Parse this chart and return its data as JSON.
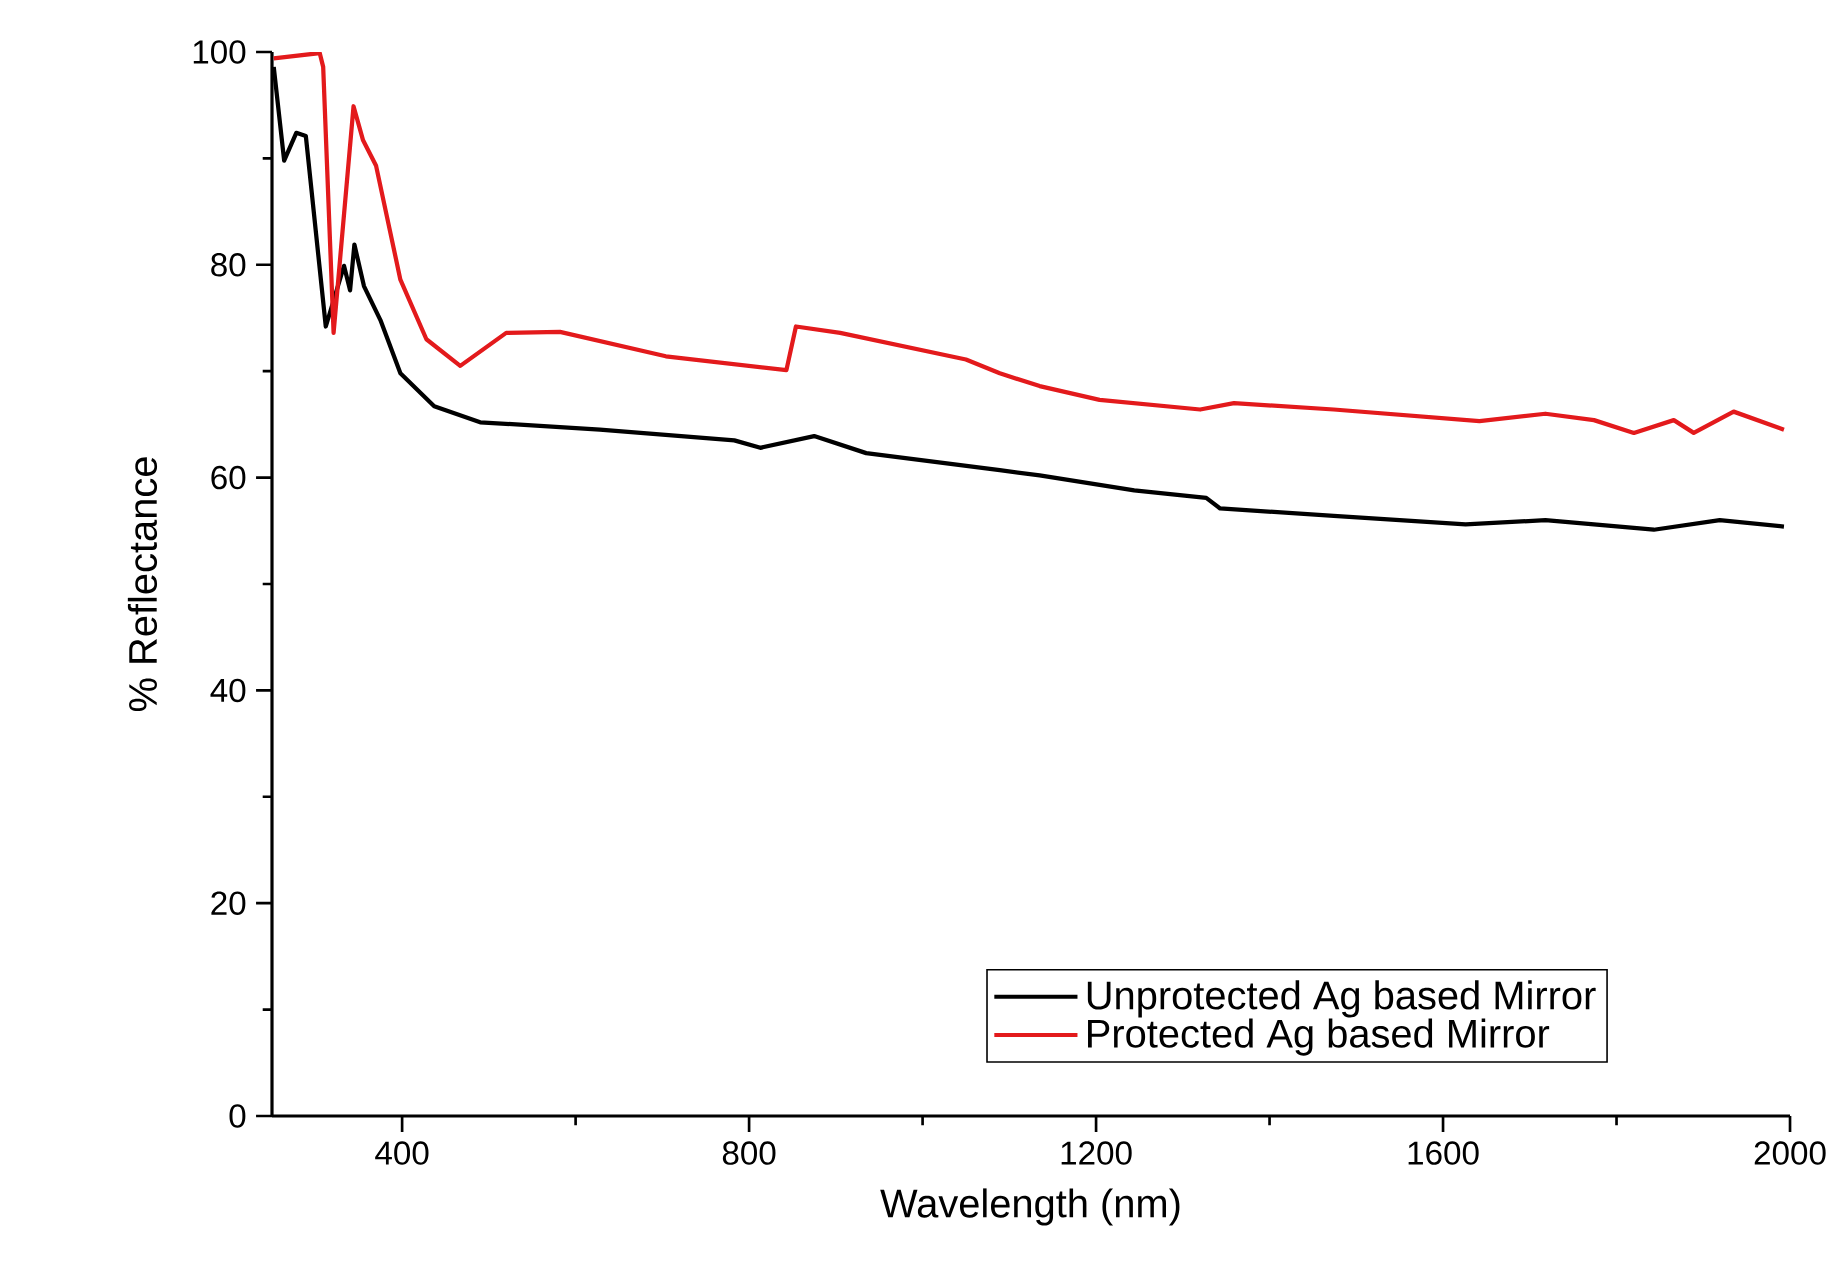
{
  "chart_data": {
    "type": "line",
    "xlabel": "Wavelength (nm)",
    "ylabel": "% Reflectance",
    "xlim": [
      250,
      2000
    ],
    "xticks": [
      400,
      800,
      1200,
      1600,
      2000
    ],
    "ylim": [
      0,
      100
    ],
    "yticks": [
      0,
      20,
      40,
      60,
      80,
      100
    ],
    "legend": "bottom right",
    "grid": false,
    "marker": "none",
    "line_style": "solid",
    "series": [
      {
        "name": "Unprotected Ag based Mirror",
        "color": "#000000",
        "x": [
          252,
          264,
          278,
          289,
          312,
          333,
          340,
          345,
          356,
          375,
          398,
          437,
          490,
          628,
          783,
          813,
          875,
          935,
          1089,
          1135,
          1244,
          1327,
          1343,
          1474,
          1626,
          1718,
          1843,
          1919,
          1993
        ],
        "values": [
          98.6,
          89.8,
          92.4,
          92.1,
          74.2,
          79.9,
          77.6,
          81.9,
          78,
          74.8,
          69.8,
          66.7,
          65.2,
          64.5,
          63.5,
          62.8,
          63.9,
          62.3,
          60.7,
          60.2,
          58.8,
          58.1,
          57.1,
          56.4,
          55.6,
          56.0,
          55.1,
          56.0,
          55.4
        ]
      },
      {
        "name": "Protected Ag based Mirror",
        "color": "#e31a1c",
        "x": [
          252,
          305,
          309,
          321,
          344,
          355,
          370,
          398,
          428,
          467,
          520,
          582,
          704,
          843,
          854,
          905,
          1050,
          1089,
          1135,
          1204,
          1320,
          1359,
          1474,
          1642,
          1718,
          1774,
          1820,
          1866,
          1889,
          1935,
          1993
        ],
        "values": [
          99.4,
          99.9,
          98.6,
          73.6,
          94.9,
          91.7,
          89.3,
          78.6,
          73,
          70.5,
          73.6,
          73.7,
          71.4,
          70.1,
          74.2,
          73.6,
          71.1,
          69.8,
          68.6,
          67.3,
          66.4,
          67.0,
          66.4,
          65.3,
          66.0,
          65.4,
          64.2,
          65.4,
          64.2,
          66.2,
          64.5
        ]
      }
    ]
  }
}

════════

▶ **Given instruction**: List all lines above in which the string "based" appears.

▶ **Full solution**:
        "name": "Unprotected Ag based Mirror",
        "name": "Protected Ag based Mirror",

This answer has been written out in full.